[start of SOURCE DATA]

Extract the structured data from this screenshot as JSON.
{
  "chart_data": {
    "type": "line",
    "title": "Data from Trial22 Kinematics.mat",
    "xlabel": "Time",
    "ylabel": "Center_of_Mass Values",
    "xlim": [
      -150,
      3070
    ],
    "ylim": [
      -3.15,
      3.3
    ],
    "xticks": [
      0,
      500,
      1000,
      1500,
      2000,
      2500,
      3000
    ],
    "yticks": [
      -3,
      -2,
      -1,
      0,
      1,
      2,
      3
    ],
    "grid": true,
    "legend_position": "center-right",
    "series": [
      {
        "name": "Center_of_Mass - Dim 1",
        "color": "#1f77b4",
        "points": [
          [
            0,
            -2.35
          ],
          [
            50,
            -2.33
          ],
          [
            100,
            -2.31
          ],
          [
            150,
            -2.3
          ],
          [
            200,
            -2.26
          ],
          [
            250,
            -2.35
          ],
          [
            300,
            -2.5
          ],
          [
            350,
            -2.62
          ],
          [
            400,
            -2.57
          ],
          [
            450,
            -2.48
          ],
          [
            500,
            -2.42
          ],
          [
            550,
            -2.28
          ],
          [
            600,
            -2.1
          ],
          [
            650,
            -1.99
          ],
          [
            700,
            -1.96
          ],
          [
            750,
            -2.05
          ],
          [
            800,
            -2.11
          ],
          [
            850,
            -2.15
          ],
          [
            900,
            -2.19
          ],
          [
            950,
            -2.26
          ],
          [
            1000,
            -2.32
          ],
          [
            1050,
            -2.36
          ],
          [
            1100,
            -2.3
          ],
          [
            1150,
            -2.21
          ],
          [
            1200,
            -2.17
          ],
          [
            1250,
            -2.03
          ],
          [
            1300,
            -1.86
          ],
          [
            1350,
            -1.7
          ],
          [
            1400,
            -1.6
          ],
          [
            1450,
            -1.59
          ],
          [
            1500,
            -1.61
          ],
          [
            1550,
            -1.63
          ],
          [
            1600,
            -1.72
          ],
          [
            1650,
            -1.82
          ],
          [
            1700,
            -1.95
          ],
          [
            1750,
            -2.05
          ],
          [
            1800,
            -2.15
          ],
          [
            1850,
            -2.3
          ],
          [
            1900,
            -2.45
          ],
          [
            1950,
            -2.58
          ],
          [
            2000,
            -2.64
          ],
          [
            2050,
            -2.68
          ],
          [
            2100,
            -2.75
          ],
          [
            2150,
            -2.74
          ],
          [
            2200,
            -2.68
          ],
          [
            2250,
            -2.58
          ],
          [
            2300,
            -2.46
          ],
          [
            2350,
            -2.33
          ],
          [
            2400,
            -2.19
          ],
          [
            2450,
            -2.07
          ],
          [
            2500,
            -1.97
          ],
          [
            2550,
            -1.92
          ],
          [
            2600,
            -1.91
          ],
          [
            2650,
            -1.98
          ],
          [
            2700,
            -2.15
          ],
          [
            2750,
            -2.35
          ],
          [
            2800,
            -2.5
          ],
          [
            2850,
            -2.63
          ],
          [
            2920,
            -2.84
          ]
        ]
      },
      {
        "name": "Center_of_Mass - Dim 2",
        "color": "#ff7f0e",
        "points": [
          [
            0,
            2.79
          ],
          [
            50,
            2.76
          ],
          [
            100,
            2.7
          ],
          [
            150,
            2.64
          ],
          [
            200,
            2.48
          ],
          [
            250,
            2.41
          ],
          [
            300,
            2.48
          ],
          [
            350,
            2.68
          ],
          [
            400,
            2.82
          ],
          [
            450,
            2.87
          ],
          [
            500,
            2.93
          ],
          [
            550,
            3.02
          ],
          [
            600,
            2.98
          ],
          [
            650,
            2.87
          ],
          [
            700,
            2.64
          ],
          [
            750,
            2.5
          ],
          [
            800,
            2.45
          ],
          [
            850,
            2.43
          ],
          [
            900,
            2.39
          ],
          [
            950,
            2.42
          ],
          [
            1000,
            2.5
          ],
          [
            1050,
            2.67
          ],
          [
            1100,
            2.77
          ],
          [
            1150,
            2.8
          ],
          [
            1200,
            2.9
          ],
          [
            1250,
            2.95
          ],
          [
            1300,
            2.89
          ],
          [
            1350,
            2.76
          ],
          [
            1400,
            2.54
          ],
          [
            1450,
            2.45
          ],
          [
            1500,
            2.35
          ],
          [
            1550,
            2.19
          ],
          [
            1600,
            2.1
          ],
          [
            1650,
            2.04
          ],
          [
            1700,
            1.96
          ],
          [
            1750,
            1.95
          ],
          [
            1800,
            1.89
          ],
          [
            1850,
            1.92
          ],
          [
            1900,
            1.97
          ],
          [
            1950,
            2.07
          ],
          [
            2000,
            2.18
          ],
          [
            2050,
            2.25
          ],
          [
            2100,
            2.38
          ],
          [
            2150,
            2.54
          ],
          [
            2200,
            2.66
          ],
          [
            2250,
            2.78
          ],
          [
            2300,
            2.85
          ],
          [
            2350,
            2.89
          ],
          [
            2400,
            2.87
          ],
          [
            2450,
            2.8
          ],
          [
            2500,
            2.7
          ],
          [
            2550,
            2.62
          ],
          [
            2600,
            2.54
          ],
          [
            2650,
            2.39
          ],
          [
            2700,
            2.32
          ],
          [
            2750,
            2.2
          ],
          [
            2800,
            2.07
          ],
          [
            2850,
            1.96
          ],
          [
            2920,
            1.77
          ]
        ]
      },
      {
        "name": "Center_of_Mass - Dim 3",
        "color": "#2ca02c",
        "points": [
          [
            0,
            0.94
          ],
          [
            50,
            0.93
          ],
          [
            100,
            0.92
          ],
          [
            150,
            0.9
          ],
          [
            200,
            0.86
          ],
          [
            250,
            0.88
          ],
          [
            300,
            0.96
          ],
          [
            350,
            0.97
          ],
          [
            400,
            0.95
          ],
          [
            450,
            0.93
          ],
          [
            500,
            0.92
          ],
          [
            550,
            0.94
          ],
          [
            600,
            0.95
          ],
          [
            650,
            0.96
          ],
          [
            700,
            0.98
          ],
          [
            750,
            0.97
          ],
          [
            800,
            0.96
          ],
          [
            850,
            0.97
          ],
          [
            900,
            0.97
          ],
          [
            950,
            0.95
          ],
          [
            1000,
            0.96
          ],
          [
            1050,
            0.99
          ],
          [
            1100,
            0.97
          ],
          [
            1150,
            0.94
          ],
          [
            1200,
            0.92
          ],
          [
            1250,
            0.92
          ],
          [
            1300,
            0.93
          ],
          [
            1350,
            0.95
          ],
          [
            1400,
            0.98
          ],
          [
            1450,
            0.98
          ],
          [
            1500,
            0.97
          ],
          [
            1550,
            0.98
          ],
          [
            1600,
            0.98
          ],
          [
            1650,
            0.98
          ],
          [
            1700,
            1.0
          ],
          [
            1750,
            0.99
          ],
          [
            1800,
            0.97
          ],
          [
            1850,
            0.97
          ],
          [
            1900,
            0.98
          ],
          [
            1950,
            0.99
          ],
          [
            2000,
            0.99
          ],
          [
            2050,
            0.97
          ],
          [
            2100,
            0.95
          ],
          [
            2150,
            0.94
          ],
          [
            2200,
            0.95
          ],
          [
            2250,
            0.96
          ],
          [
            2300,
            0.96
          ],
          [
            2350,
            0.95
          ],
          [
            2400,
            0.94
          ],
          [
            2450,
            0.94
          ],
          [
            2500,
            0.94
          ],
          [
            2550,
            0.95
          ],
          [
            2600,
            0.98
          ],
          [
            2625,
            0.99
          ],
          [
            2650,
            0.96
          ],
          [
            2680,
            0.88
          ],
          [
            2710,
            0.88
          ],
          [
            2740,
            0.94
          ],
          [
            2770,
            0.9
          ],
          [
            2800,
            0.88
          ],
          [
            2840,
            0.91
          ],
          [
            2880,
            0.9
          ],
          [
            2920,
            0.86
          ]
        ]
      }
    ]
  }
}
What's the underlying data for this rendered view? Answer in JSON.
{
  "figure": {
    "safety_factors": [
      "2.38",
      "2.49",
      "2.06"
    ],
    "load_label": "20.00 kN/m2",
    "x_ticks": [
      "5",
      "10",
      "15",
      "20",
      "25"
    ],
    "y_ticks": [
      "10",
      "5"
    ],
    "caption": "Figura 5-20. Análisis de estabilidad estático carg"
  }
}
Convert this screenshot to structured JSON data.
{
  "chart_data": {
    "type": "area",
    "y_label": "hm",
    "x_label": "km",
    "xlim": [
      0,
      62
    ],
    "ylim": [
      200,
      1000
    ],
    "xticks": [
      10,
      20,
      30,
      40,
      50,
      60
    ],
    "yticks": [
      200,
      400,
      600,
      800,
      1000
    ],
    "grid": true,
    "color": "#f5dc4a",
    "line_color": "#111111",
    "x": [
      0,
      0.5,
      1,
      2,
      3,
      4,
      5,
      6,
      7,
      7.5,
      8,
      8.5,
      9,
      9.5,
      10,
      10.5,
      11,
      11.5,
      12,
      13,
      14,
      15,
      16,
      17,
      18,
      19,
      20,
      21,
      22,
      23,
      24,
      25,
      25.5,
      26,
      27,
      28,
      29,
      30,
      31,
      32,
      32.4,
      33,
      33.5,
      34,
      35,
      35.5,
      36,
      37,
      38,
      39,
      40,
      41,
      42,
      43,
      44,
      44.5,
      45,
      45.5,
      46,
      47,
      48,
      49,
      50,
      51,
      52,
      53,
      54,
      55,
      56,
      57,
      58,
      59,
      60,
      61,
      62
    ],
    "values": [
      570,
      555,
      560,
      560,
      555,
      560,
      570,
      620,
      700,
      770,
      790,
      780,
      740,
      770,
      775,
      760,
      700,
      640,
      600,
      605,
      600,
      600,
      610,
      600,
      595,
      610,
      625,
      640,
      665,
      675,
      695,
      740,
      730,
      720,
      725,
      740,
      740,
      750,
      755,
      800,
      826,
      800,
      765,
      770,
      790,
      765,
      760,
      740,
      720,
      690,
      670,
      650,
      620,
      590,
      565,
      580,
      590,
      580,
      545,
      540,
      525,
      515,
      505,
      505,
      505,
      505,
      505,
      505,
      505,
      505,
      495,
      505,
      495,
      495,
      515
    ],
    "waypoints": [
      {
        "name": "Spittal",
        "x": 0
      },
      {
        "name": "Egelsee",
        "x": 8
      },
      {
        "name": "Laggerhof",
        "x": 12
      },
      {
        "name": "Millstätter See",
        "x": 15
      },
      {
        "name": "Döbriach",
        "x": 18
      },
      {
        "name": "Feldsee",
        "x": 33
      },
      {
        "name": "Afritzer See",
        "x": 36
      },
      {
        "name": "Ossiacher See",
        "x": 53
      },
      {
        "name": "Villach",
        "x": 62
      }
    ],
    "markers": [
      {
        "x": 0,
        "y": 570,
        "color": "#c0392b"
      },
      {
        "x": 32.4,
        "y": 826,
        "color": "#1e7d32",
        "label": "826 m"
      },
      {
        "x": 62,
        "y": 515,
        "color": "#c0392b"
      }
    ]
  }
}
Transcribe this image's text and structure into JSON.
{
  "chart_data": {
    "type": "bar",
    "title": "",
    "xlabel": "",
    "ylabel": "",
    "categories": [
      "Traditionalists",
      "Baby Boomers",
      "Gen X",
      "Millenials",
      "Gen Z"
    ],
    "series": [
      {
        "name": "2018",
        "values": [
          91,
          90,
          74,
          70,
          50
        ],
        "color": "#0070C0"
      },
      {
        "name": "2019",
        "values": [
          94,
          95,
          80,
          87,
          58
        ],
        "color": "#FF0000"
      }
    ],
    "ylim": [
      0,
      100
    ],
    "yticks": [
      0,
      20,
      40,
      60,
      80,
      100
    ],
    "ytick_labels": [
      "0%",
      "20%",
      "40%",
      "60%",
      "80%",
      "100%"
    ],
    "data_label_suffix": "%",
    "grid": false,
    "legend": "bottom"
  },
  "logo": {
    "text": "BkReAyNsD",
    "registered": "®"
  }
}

[end of SOURCE DATA]

INSTRUCTION:
Of the lines above, copy each that contains "from".

THE COMPLETED TASK:
Extract the structured data from this screenshot as JSON.
    "title": "Data from Trial22 Kinematics.mat",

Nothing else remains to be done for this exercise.